**Aim of the task:** Extract, from the listing that follows, each line containing the word "name".
━━━ Information given
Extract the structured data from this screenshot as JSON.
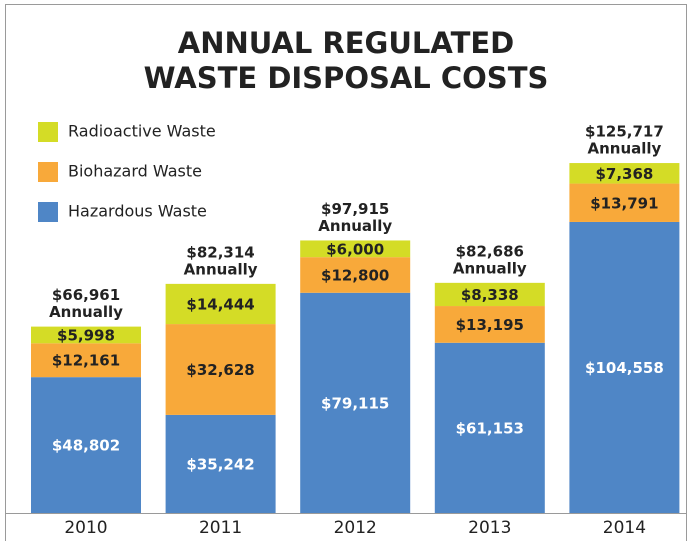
{
  "chart_data": {
    "type": "stacked_bar",
    "title": [
      "ANNUAL REGULATED",
      "WASTE DISPOSAL COSTS"
    ],
    "categories": [
      "2010",
      "2011",
      "2012",
      "2013",
      "2014"
    ],
    "series": [
      {
        "name": "Hazardous Waste",
        "color": "#4f86c6",
        "values": [
          48802,
          35242,
          79115,
          61153,
          104558
        ],
        "value_labels": [
          "$48,802",
          "$35,242",
          "$79,115",
          "$61,153",
          "$104,558"
        ]
      },
      {
        "name": "Biohazard Waste",
        "color": "#f8a93a",
        "values": [
          12161,
          32628,
          12800,
          13195,
          13791
        ],
        "value_labels": [
          "$12,161",
          "$32,628",
          "$12,800",
          "$13,195",
          "$13,791"
        ]
      },
      {
        "name": "Radioactive Waste",
        "color": "#d4dc26",
        "values": [
          5998,
          14444,
          6000,
          8338,
          7368
        ],
        "value_labels": [
          "$5,998",
          "$14,444",
          "$6,000",
          "$8,338",
          "$7,368"
        ]
      }
    ],
    "total_labels": [
      "$66,961",
      "$82,314",
      "$97,915",
      "$82,686",
      "$125,717"
    ],
    "total_note": "Annually",
    "ylim": [
      0,
      182500
    ],
    "legend": "upper left"
  }
}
━━━━━━
**Full response:**
        "name": "Hazardous Waste",
        "name": "Biohazard Waste",
        "name": "Radioactive Waste",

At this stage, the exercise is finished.